◆ Challenge:
Each line should be copied exactly.

Records

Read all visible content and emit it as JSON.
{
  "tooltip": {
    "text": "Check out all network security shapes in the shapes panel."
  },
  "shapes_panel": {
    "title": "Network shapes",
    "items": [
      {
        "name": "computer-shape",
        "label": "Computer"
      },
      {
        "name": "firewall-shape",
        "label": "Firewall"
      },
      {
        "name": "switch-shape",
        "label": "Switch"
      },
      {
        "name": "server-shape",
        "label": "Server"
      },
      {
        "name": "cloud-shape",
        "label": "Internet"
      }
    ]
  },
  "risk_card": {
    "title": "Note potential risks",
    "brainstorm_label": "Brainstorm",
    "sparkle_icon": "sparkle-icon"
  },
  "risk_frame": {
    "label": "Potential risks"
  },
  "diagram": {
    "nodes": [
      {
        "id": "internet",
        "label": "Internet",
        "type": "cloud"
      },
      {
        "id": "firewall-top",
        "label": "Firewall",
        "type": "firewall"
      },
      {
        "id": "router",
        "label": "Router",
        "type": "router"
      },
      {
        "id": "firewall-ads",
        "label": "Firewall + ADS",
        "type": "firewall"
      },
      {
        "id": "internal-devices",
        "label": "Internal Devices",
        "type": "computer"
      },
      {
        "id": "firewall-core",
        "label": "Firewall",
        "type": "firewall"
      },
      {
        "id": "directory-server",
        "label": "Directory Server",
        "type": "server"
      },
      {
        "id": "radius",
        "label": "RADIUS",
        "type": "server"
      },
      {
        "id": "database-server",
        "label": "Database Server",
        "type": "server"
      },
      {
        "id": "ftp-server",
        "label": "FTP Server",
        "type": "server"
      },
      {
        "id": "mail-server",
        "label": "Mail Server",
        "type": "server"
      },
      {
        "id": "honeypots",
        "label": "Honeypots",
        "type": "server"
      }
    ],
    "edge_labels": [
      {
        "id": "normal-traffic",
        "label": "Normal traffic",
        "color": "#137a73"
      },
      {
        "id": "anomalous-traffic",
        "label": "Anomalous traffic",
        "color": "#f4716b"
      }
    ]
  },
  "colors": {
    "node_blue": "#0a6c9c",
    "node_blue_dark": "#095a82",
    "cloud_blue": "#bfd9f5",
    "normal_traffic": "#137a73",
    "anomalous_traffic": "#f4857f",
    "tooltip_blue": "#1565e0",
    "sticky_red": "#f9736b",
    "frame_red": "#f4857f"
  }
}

◆ Result of this task:
Read all visible content and emit it as JSON.
{
  "tooltip": {
    "text": "Check out all network security shapes in the shapes panel."
  },
  "shapes_panel": {
    "title": "Network shapes",
    "items": [
      {
        "name": "computer-shape",
        "label": "Computer"
      },
      {
        "name": "firewall-shape",
        "label": "Firewall"
      },
      {
        "name": "switch-shape",
        "label": "Switch"
      },
      {
        "name": "server-shape",
        "label": "Server"
      },
      {
        "name": "cloud-shape",
        "label": "Internet"
      }
    ]
  },
  "risk_card": {
    "title": "Note potential risks",
    "brainstorm_label": "Brainstorm",
    "sparkle_icon": "sparkle-icon"
  },
  "risk_frame": {
    "label": "Potential risks"
  },
  "diagram": {
    "nodes": [
      {
        "id": "internet",
        "label": "Internet",
        "type": "cloud"
      },
      {
        "id": "firewall-top",
        "label": "Firewall",
        "type": "firewall"
      },
      {
        "id": "router",
        "label": "Router",
        "type": "router"
      },
      {
        "id": "firewall-ads",
        "label": "Firewall + ADS",
        "type": "firewall"
      },
      {
        "id": "internal-devices",
        "label": "Internal Devices",
        "type": "computer"
      },
      {
        "id": "firewall-core",
        "label": "Firewall",
        "type": "firewall"
      },
      {
        "id": "directory-server",
        "label": "Directory Server",
        "type": "server"
      },
      {
        "id": "radius",
        "label": "RADIUS",
        "type": "server"
      },
      {
        "id": "database-server",
        "label": "Database Server",
        "type": "server"
      },
      {
        "id": "ftp-server",
        "label": "FTP Server",
        "type": "server"
      },
      {
        "id": "mail-server",
        "label": "Mail Server",
        "type": "server"
      },
      {
        "id": "honeypots",
        "label": "Honeypots",
        "type": "server"
      }
    ],
    "edge_labels": [
      {
        "id": "normal-traffic",
        "label": "Normal traffic",
        "color": "#137a73"
      },
      {
        "id": "anomalous-traffic",
        "label": "Anomalous traffic",
        "color": "#f4716b"
      }
    ]
  },
  "colors": {
    "node_blue": "#0a6c9c",
    "node_blue_dark": "#095a82",
    "cloud_blue": "#bfd9f5",
    "normal_traffic": "#137a73",
    "anomalous_traffic": "#f4857f",
    "tooltip_blue": "#1565e0",
    "sticky_red": "#f9736b",
    "frame_red": "#f4857f"
  }
}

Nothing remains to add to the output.